Every line holding the string "Proiectul" should be gathered.

....................

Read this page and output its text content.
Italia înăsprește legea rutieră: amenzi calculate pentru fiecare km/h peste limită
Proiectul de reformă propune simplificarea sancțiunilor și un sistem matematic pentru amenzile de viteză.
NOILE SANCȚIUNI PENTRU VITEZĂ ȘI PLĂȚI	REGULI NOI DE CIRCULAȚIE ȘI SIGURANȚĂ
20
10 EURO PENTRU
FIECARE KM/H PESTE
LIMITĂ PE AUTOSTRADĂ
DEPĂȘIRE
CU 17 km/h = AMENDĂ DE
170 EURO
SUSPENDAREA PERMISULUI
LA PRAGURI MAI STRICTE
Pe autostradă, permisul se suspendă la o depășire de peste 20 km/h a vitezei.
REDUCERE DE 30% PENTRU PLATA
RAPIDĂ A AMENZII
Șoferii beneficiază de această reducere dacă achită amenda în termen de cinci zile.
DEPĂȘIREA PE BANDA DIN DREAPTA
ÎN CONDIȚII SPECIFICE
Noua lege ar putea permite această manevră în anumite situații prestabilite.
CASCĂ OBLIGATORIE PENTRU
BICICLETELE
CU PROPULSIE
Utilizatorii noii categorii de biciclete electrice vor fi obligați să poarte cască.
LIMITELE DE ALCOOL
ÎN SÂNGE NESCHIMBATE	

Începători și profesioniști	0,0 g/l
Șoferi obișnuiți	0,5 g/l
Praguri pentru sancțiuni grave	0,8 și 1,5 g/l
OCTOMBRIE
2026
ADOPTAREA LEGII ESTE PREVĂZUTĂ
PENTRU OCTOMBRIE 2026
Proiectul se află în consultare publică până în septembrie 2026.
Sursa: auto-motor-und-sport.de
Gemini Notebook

....................

• THE SOLUTION
Proiectul de reformă propune simplificarea sancțiunilor și un sistem matematic pentru amenzile de viteză.
Proiectul se află în consultare publică până în septembrie 2026.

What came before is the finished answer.